§ Extracted data entries
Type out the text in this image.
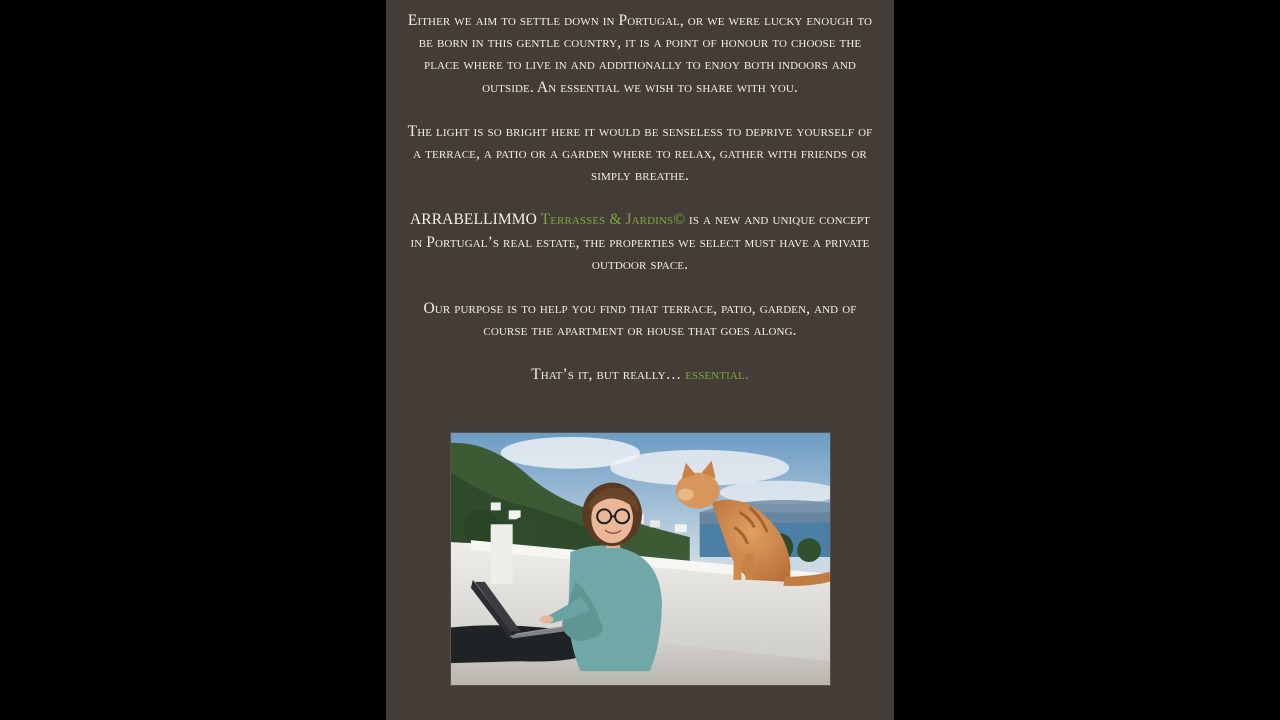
Either we aim to settle down in Portugal, or we were lucky enough to be born in this gentle country, it is a point of honour to choose the place where to live in and additionally to enjoy both indoors and outside. An essential we wish to share with you.

The light is so bright here it would be senseless to deprive yourself of a terrace, a patio or a garden where to relax, gather with friends or simply breathe.

ARRABELLIMMO Terrasses & Jardins© is a new and unique concept in Portugal’s real estate, the properties we select must have a private outdoor space.

Our purpose is to help you find that terrace, patio, garden, and of course the apartment or house that goes along.

That’s it, but really… essential.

§ Set problem
Nothing but the pictures may be dropped; output the records above exactly.

§ Complete answer
Type out the text in this image.
Either we aim to settle down in Portugal, or we were lucky enough to be born in this gentle country, it is a point of honour to choose the place where to live in and additionally to enjoy both indoors and outside. An essential we wish to share with you.

The light is so bright here it would be senseless to deprive yourself of a terrace, a patio or a garden where to relax, gather with friends or simply breathe.

ARRABELLIMMO Terrasses & Jardins© is a new and unique concept in Portugal’s real estate, the properties we select must have a private outdoor space.

Our purpose is to help you find that terrace, patio, garden, and of course the apartment or house that goes along.

That’s it, but really… essential.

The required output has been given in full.